The records:
/---

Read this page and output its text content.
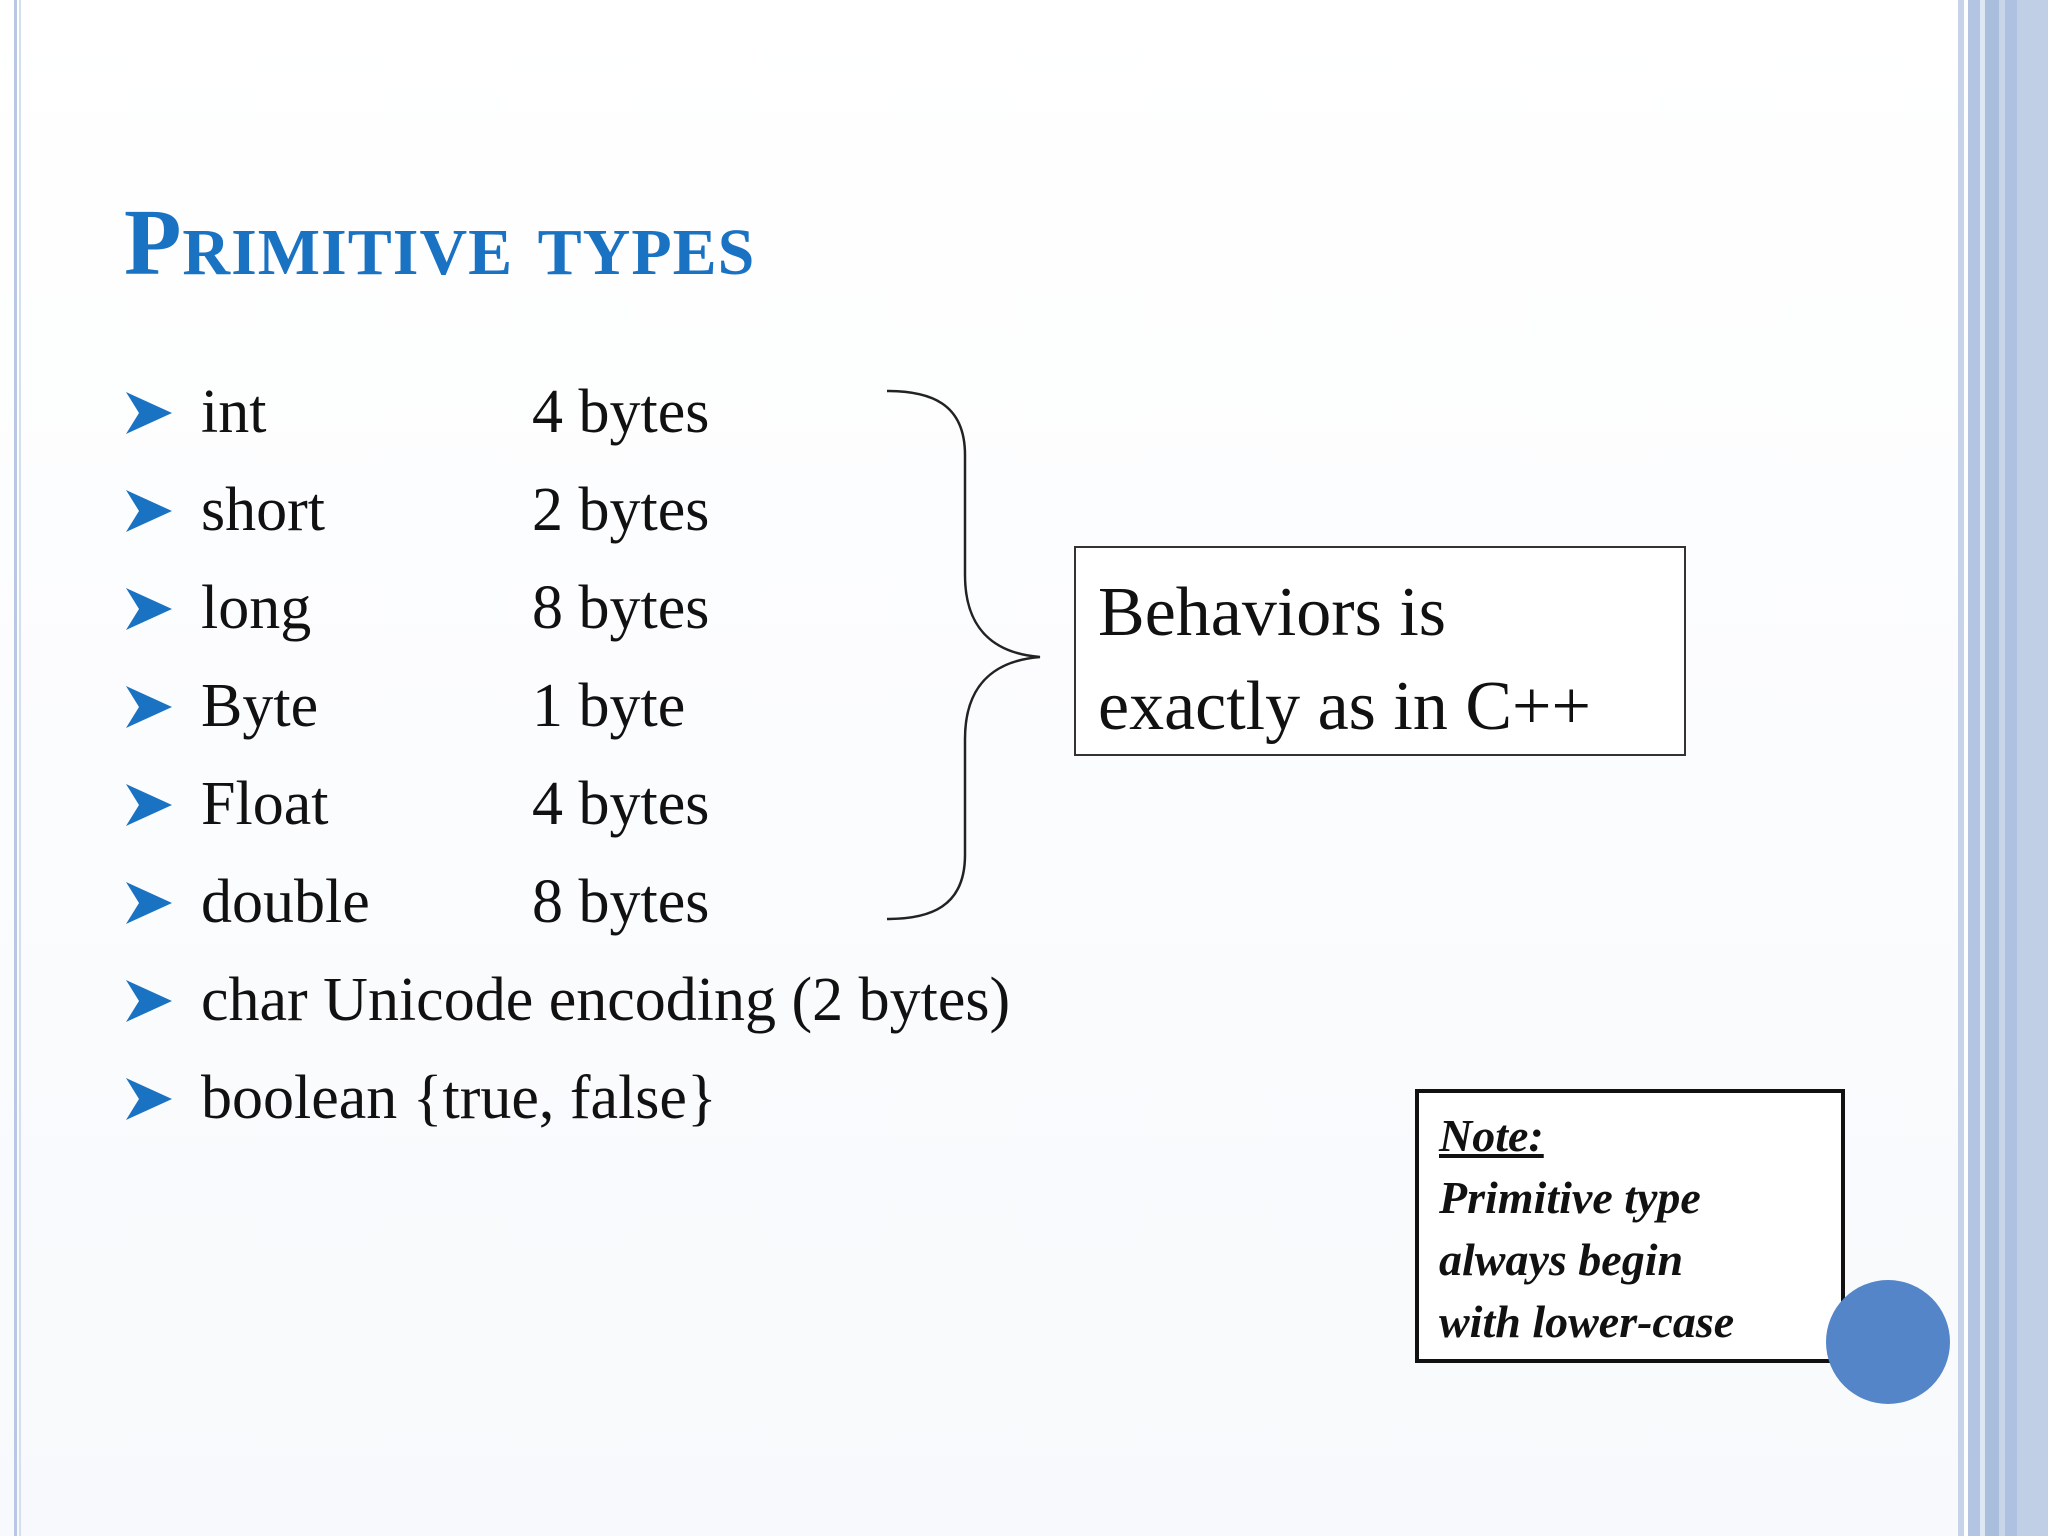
Primitive types
int	4 bytes
short	2 bytes
long	8 bytes
Byte	1 byte
Float	4 bytes
double	8 bytes
char Unicode encoding (2 bytes)
boolean {true, false}
Behaviors is
exactly as in C++
Note:
Primitive type
always begin
with lower-case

\---

Work to do:
Write out every entry again word for word, without any of the pictures.

The result:
Read this page and output its text content.
Primitive types
int	4 bytes
short	2 bytes
long	8 bytes
Byte	1 byte
Float	4 bytes
double	8 bytes
char Unicode encoding (2 bytes)
boolean {true, false}
Behaviors is
exactly as in C++
Note:
Primitive type
always begin
with lower-case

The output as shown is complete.